Stored entries
____________

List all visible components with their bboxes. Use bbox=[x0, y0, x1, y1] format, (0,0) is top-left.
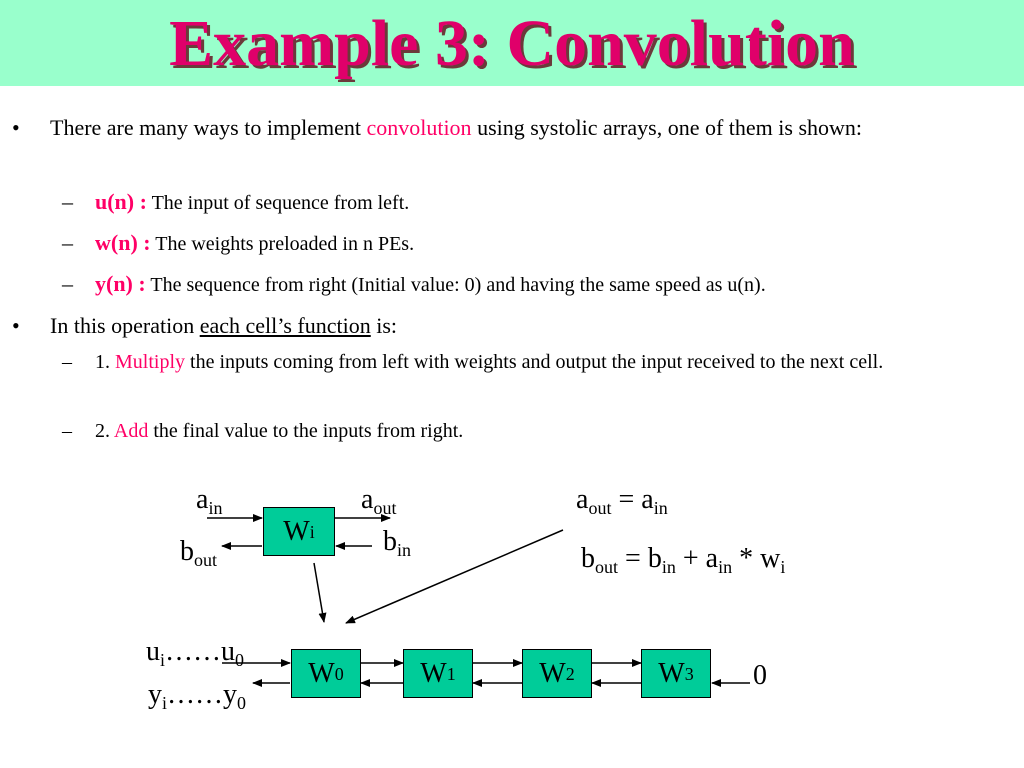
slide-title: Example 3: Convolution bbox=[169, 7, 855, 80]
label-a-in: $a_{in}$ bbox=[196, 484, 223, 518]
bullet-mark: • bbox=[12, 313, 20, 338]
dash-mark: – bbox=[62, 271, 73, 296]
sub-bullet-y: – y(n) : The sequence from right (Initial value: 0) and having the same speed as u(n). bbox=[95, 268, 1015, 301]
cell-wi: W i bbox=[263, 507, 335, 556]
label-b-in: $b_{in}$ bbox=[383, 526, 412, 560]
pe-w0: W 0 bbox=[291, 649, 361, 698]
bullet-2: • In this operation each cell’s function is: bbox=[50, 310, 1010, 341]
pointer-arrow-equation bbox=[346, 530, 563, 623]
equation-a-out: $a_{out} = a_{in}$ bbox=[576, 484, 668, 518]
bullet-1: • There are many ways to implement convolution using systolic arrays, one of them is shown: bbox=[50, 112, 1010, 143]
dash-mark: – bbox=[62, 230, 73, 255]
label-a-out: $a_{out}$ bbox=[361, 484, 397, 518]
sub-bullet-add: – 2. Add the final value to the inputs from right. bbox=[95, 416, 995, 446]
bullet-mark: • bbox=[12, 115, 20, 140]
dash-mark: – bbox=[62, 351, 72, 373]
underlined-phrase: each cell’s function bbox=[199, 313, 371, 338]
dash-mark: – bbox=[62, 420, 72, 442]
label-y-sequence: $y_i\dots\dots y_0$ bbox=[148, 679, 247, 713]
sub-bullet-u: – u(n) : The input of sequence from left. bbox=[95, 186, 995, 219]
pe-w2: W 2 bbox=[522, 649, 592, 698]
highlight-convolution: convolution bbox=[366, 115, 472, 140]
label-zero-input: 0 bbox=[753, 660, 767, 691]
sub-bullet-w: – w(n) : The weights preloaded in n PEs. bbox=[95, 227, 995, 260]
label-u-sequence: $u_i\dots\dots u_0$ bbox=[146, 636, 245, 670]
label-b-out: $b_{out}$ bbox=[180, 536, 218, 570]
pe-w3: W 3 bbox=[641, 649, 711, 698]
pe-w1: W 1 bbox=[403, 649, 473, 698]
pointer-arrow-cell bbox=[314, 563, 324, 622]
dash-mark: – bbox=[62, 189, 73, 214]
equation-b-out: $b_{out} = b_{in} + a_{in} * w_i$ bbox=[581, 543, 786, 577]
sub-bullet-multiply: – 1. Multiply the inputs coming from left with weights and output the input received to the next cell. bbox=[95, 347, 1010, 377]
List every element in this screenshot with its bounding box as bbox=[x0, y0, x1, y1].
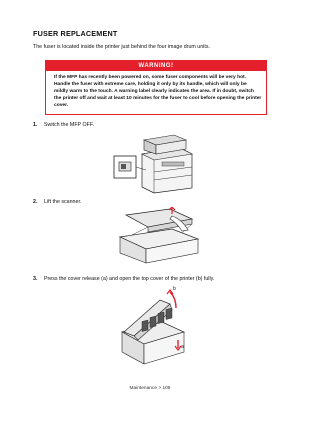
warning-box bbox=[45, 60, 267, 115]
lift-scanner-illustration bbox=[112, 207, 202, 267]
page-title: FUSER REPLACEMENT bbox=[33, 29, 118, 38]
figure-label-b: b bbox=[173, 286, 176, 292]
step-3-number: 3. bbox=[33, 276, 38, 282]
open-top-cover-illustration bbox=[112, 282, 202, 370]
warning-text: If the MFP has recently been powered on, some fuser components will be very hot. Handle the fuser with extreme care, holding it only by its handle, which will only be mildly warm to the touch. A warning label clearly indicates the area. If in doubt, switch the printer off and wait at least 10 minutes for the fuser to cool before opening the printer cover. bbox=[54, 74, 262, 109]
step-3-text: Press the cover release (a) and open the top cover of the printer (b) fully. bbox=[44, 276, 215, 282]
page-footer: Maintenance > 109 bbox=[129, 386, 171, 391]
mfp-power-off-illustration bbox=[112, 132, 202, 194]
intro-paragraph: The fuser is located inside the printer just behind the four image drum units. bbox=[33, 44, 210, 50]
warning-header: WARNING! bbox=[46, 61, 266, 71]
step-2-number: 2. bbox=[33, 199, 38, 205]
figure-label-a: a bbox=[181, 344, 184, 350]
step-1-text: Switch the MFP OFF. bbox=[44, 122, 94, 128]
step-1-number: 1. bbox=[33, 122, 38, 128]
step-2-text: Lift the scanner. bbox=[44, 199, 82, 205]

____________

● **EXERCISE OBJECTIVE**
Can you copy every entry above word for word, omitting the pictures?

● **CORRECT OUTPUT**
List all visible components with their bboxes. Use bbox=[x0, y0, x1, y1] format, (0,0) is top-left.
slide-title: Example 3: Convolution bbox=[169, 7, 855, 80]
label-a-in: $a_{in}$ bbox=[196, 484, 223, 518]
bullet-mark: • bbox=[12, 313, 20, 338]
dash-mark: – bbox=[62, 271, 73, 296]
sub-bullet-y: – y(n) : The sequence from right (Initial value: 0) and having the same speed as u(n). bbox=[95, 268, 1015, 301]
cell-wi: W i bbox=[263, 507, 335, 556]
label-b-in: $b_{in}$ bbox=[383, 526, 412, 560]
pe-w0: W 0 bbox=[291, 649, 361, 698]
bullet-2: • In this operation each cell’s function is: bbox=[50, 310, 1010, 341]
pointer-arrow-equation bbox=[346, 530, 563, 623]
equation-a-out: $a_{out} = a_{in}$ bbox=[576, 484, 668, 518]
bullet-1: • There are many ways to implement convolution using systolic arrays, one of them is shown: bbox=[50, 112, 1010, 143]
dash-mark: – bbox=[62, 230, 73, 255]
label-a-out: $a_{out}$ bbox=[361, 484, 397, 518]
sub-bullet-add: – 2. Add the final value to the inputs from right. bbox=[95, 416, 995, 446]
bullet-mark: • bbox=[12, 115, 20, 140]
dash-mark: – bbox=[62, 351, 72, 373]
underlined-phrase: each cell’s function bbox=[199, 313, 371, 338]
dash-mark: – bbox=[62, 420, 72, 442]
label-y-sequence: $y_i\dots\dots y_0$ bbox=[148, 679, 247, 713]
sub-bullet-u: – u(n) : The input of sequence from left. bbox=[95, 186, 995, 219]
pe-w2: W 2 bbox=[522, 649, 592, 698]
highlight-convolution: convolution bbox=[366, 115, 472, 140]
label-zero-input: 0 bbox=[753, 660, 767, 691]
sub-bullet-w: – w(n) : The weights preloaded in n PEs. bbox=[95, 227, 995, 260]
label-u-sequence: $u_i\dots\dots u_0$ bbox=[146, 636, 245, 670]
label-b-out: $b_{out}$ bbox=[180, 536, 218, 570]
pe-w3: W 3 bbox=[641, 649, 711, 698]
pe-w1: W 1 bbox=[403, 649, 473, 698]
pointer-arrow-cell bbox=[314, 563, 324, 622]
dash-mark: – bbox=[62, 189, 73, 214]
equation-b-out: $b_{out} = b_{in} + a_{in} * w_i$ bbox=[581, 543, 786, 577]
sub-bullet-multiply: – 1. Multiply the inputs coming from left with weights and output the input received to the next cell. bbox=[95, 347, 1010, 377]
List every element in this screenshot with its bounding box as bbox=[x0, y0, x1, y1].
warning-box bbox=[45, 60, 267, 115]
lift-scanner-illustration bbox=[112, 207, 202, 267]
page-title: FUSER REPLACEMENT bbox=[33, 29, 118, 38]
figure-label-b: b bbox=[173, 286, 176, 292]
step-3-number: 3. bbox=[33, 276, 38, 282]
open-top-cover-illustration bbox=[112, 282, 202, 370]
warning-text: If the MFP has recently been powered on, some fuser components will be very hot. Handle the fuser with extreme care, holding it only by its handle, which will only be mildly warm to the touch. A warning label clearly indicates the area. If in doubt, switch the printer off and wait at least 10 minutes for the fuser to cool before opening the printer cover. bbox=[54, 74, 262, 109]
step-3-text: Press the cover release (a) and open the top cover of the printer (b) fully. bbox=[44, 276, 215, 282]
page-footer: Maintenance > 109 bbox=[129, 386, 171, 391]
mfp-power-off-illustration bbox=[112, 132, 202, 194]
intro-paragraph: The fuser is located inside the printer just behind the four image drum units. bbox=[33, 44, 210, 50]
warning-header: WARNING! bbox=[46, 61, 266, 71]
step-2-number: 2. bbox=[33, 199, 38, 205]
figure-label-a: a bbox=[181, 344, 184, 350]
step-1-text: Switch the MFP OFF. bbox=[44, 122, 94, 128]
step-1-number: 1. bbox=[33, 122, 38, 128]
step-2-text: Lift the scanner. bbox=[44, 199, 82, 205]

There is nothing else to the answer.